PROBLEM REQUIREMENTS: Output the records exactly. Include every line.

DATA FOR THE TASK:
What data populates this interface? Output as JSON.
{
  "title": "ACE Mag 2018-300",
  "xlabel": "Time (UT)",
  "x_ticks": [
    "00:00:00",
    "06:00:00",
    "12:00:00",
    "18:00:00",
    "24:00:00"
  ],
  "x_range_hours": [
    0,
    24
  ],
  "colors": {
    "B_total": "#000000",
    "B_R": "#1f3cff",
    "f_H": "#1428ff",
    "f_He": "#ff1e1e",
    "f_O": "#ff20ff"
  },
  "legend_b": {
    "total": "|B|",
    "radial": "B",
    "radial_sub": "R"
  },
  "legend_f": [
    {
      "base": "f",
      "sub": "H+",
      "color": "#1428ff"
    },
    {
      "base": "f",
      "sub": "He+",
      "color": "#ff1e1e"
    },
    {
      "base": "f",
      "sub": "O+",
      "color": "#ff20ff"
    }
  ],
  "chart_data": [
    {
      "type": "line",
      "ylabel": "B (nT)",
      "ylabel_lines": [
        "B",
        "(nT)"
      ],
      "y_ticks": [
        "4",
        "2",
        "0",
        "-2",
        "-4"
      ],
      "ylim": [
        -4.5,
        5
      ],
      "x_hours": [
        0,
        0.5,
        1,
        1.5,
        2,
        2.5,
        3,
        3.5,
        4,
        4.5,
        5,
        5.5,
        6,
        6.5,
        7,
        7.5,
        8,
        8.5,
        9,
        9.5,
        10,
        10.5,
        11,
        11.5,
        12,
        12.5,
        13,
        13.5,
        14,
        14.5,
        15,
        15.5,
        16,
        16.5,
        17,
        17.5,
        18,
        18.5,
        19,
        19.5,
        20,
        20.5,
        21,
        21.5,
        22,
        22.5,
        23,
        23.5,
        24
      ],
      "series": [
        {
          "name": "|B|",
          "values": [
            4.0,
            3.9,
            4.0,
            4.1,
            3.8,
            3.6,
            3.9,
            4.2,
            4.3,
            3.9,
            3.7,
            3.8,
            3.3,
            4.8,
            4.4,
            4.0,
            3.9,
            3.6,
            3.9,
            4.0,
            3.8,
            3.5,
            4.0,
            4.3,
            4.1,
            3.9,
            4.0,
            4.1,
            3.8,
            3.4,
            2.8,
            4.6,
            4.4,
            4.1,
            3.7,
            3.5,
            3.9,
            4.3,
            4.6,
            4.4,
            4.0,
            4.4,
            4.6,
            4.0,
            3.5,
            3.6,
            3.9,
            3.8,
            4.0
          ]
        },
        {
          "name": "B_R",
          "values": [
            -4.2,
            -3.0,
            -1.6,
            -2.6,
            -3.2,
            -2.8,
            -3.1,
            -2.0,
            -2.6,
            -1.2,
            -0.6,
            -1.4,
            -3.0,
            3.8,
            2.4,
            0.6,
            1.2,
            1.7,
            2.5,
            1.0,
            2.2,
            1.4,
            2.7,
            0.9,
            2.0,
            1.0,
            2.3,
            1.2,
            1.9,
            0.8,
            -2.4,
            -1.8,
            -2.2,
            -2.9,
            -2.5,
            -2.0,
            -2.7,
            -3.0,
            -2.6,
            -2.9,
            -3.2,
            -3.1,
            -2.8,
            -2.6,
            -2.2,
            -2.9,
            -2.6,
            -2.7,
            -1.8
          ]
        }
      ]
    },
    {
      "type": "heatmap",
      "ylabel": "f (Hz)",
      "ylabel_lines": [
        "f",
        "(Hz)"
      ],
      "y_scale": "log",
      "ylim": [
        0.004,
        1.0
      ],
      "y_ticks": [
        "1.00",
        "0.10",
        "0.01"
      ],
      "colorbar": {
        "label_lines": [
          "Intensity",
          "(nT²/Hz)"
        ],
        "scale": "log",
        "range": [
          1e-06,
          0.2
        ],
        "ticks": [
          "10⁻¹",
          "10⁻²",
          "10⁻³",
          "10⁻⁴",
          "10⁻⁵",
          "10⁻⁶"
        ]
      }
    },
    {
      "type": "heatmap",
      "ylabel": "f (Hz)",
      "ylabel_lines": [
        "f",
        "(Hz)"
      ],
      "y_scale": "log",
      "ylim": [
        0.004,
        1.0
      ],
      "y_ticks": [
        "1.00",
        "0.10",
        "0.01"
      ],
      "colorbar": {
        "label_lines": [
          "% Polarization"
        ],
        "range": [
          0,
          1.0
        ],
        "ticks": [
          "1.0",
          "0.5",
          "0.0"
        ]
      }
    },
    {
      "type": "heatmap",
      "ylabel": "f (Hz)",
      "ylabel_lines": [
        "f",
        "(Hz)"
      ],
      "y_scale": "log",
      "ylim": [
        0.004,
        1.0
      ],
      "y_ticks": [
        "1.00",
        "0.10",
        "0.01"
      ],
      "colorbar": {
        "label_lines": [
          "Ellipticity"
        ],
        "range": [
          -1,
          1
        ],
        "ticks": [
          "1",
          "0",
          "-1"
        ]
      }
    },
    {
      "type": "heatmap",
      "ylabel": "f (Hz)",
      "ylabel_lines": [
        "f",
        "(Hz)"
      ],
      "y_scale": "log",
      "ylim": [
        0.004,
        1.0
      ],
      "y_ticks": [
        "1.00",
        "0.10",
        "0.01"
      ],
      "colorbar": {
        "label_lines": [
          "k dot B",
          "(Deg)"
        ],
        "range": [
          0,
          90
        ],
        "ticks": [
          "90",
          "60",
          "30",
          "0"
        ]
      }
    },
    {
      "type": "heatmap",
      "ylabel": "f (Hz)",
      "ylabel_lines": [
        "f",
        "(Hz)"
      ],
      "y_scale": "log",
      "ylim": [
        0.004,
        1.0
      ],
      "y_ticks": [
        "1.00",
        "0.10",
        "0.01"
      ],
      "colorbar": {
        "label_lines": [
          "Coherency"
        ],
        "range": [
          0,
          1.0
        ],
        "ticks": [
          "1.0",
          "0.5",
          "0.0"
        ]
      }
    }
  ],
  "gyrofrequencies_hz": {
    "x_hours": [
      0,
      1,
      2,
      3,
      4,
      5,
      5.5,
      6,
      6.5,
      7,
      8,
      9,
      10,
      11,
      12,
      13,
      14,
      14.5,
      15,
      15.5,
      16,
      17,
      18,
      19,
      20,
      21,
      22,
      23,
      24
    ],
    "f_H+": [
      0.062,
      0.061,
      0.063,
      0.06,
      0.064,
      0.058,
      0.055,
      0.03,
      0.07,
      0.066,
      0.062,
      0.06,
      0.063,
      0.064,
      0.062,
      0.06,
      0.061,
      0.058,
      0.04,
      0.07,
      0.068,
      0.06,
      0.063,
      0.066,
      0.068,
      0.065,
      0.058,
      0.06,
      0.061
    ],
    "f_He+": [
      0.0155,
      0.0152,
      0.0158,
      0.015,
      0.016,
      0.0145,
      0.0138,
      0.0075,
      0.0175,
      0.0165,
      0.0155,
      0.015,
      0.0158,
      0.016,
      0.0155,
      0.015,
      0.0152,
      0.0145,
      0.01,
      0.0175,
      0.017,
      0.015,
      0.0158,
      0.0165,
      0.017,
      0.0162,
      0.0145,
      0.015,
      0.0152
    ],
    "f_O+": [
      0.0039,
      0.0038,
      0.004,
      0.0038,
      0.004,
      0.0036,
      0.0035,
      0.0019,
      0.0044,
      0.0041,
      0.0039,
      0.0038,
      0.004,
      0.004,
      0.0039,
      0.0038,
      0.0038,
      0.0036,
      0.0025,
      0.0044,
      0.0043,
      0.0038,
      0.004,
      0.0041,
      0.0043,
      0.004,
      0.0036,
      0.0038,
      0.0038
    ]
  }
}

IN RESPONSE:
What data populates this interface? Output as JSON.
{
  "title": "ACE Mag 2018-300",
  "xlabel": "Time (UT)",
  "x_ticks": [
    "00:00:00",
    "06:00:00",
    "12:00:00",
    "18:00:00",
    "24:00:00"
  ],
  "x_range_hours": [
    0,
    24
  ],
  "colors": {
    "B_total": "#000000",
    "B_R": "#1f3cff",
    "f_H": "#1428ff",
    "f_He": "#ff1e1e",
    "f_O": "#ff20ff"
  },
  "legend_b": {
    "total": "|B|",
    "radial": "B",
    "radial_sub": "R"
  },
  "legend_f": [
    {
      "base": "f",
      "sub": "H+",
      "color": "#1428ff"
    },
    {
      "base": "f",
      "sub": "He+",
      "color": "#ff1e1e"
    },
    {
      "base": "f",
      "sub": "O+",
      "color": "#ff20ff"
    }
  ],
  "chart_data": [
    {
      "type": "line",
      "ylabel": "B (nT)",
      "ylabel_lines": [
        "B",
        "(nT)"
      ],
      "y_ticks": [
        "4",
        "2",
        "0",
        "-2",
        "-4"
      ],
      "ylim": [
        -4.5,
        5
      ],
      "x_hours": [
        0,
        0.5,
        1,
        1.5,
        2,
        2.5,
        3,
        3.5,
        4,
        4.5,
        5,
        5.5,
        6,
        6.5,
        7,
        7.5,
        8,
        8.5,
        9,
        9.5,
        10,
        10.5,
        11,
        11.5,
        12,
        12.5,
        13,
        13.5,
        14,
        14.5,
        15,
        15.5,
        16,
        16.5,
        17,
        17.5,
        18,
        18.5,
        19,
        19.5,
        20,
        20.5,
        21,
        21.5,
        22,
        22.5,
        23,
        23.5,
        24
      ],
      "series": [
        {
          "name": "|B|",
          "values": [
            4.0,
            3.9,
            4.0,
            4.1,
            3.8,
            3.6,
            3.9,
            4.2,
            4.3,
            3.9,
            3.7,
            3.8,
            3.3,
            4.8,
            4.4,
            4.0,
            3.9,
            3.6,
            3.9,
            4.0,
            3.8,
            3.5,
            4.0,
            4.3,
            4.1,
            3.9,
            4.0,
            4.1,
            3.8,
            3.4,
            2.8,
            4.6,
            4.4,
            4.1,
            3.7,
            3.5,
            3.9,
            4.3,
            4.6,
            4.4,
            4.0,
            4.4,
            4.6,
            4.0,
            3.5,
            3.6,
            3.9,
            3.8,
            4.0
          ]
        },
        {
          "name": "B_R",
          "values": [
            -4.2,
            -3.0,
            -1.6,
            -2.6,
            -3.2,
            -2.8,
            -3.1,
            -2.0,
            -2.6,
            -1.2,
            -0.6,
            -1.4,
            -3.0,
            3.8,
            2.4,
            0.6,
            1.2,
            1.7,
            2.5,
            1.0,
            2.2,
            1.4,
            2.7,
            0.9,
            2.0,
            1.0,
            2.3,
            1.2,
            1.9,
            0.8,
            -2.4,
            -1.8,
            -2.2,
            -2.9,
            -2.5,
            -2.0,
            -2.7,
            -3.0,
            -2.6,
            -2.9,
            -3.2,
            -3.1,
            -2.8,
            -2.6,
            -2.2,
            -2.9,
            -2.6,
            -2.7,
            -1.8
          ]
        }
      ]
    },
    {
      "type": "heatmap",
      "ylabel": "f (Hz)",
      "ylabel_lines": [
        "f",
        "(Hz)"
      ],
      "y_scale": "log",
      "ylim": [
        0.004,
        1.0
      ],
      "y_ticks": [
        "1.00",
        "0.10",
        "0.01"
      ],
      "colorbar": {
        "label_lines": [
          "Intensity",
          "(nT²/Hz)"
        ],
        "scale": "log",
        "range": [
          1e-06,
          0.2
        ],
        "ticks": [
          "10⁻¹",
          "10⁻²",
          "10⁻³",
          "10⁻⁴",
          "10⁻⁵",
          "10⁻⁶"
        ]
      }
    },
    {
      "type": "heatmap",
      "ylabel": "f (Hz)",
      "ylabel_lines": [
        "f",
        "(Hz)"
      ],
      "y_scale": "log",
      "ylim": [
        0.004,
        1.0
      ],
      "y_ticks": [
        "1.00",
        "0.10",
        "0.01"
      ],
      "colorbar": {
        "label_lines": [
          "% Polarization"
        ],
        "range": [
          0,
          1.0
        ],
        "ticks": [
          "1.0",
          "0.5",
          "0.0"
        ]
      }
    },
    {
      "type": "heatmap",
      "ylabel": "f (Hz)",
      "ylabel_lines": [
        "f",
        "(Hz)"
      ],
      "y_scale": "log",
      "ylim": [
        0.004,
        1.0
      ],
      "y_ticks": [
        "1.00",
        "0.10",
        "0.01"
      ],
      "colorbar": {
        "label_lines": [
          "Ellipticity"
        ],
        "range": [
          -1,
          1
        ],
        "ticks": [
          "1",
          "0",
          "-1"
        ]
      }
    },
    {
      "type": "heatmap",
      "ylabel": "f (Hz)",
      "ylabel_lines": [
        "f",
        "(Hz)"
      ],
      "y_scale": "log",
      "ylim": [
        0.004,
        1.0
      ],
      "y_ticks": [
        "1.00",
        "0.10",
        "0.01"
      ],
      "colorbar": {
        "label_lines": [
          "k dot B",
          "(Deg)"
        ],
        "range": [
          0,
          90
        ],
        "ticks": [
          "90",
          "60",
          "30",
          "0"
        ]
      }
    },
    {
      "type": "heatmap",
      "ylabel": "f (Hz)",
      "ylabel_lines": [
        "f",
        "(Hz)"
      ],
      "y_scale": "log",
      "ylim": [
        0.004,
        1.0
      ],
      "y_ticks": [
        "1.00",
        "0.10",
        "0.01"
      ],
      "colorbar": {
        "label_lines": [
          "Coherency"
        ],
        "range": [
          0,
          1.0
        ],
        "ticks": [
          "1.0",
          "0.5",
          "0.0"
        ]
      }
    }
  ],
  "gyrofrequencies_hz": {
    "x_hours": [
      0,
      1,
      2,
      3,
      4,
      5,
      5.5,
      6,
      6.5,
      7,
      8,
      9,
      10,
      11,
      12,
      13,
      14,
      14.5,
      15,
      15.5,
      16,
      17,
      18,
      19,
      20,
      21,
      22,
      23,
      24
    ],
    "f_H+": [
      0.062,
      0.061,
      0.063,
      0.06,
      0.064,
      0.058,
      0.055,
      0.03,
      0.07,
      0.066,
      0.062,
      0.06,
      0.063,
      0.064,
      0.062,
      0.06,
      0.061,
      0.058,
      0.04,
      0.07,
      0.068,
      0.06,
      0.063,
      0.066,
      0.068,
      0.065,
      0.058,
      0.06,
      0.061
    ],
    "f_He+": [
      0.0155,
      0.0152,
      0.0158,
      0.015,
      0.016,
      0.0145,
      0.0138,
      0.0075,
      0.0175,
      0.0165,
      0.0155,
      0.015,
      0.0158,
      0.016,
      0.0155,
      0.015,
      0.0152,
      0.0145,
      0.01,
      0.0175,
      0.017,
      0.015,
      0.0158,
      0.0165,
      0.017,
      0.0162,
      0.0145,
      0.015,
      0.0152
    ],
    "f_O+": [
      0.0039,
      0.0038,
      0.004,
      0.0038,
      0.004,
      0.0036,
      0.0035,
      0.0019,
      0.0044,
      0.0041,
      0.0039,
      0.0038,
      0.004,
      0.004,
      0.0039,
      0.0038,
      0.0038,
      0.0036,
      0.0025,
      0.0044,
      0.0043,
      0.0038,
      0.004,
      0.0041,
      0.0043,
      0.004,
      0.0036,
      0.0038,
      0.0038
    ]
  }
}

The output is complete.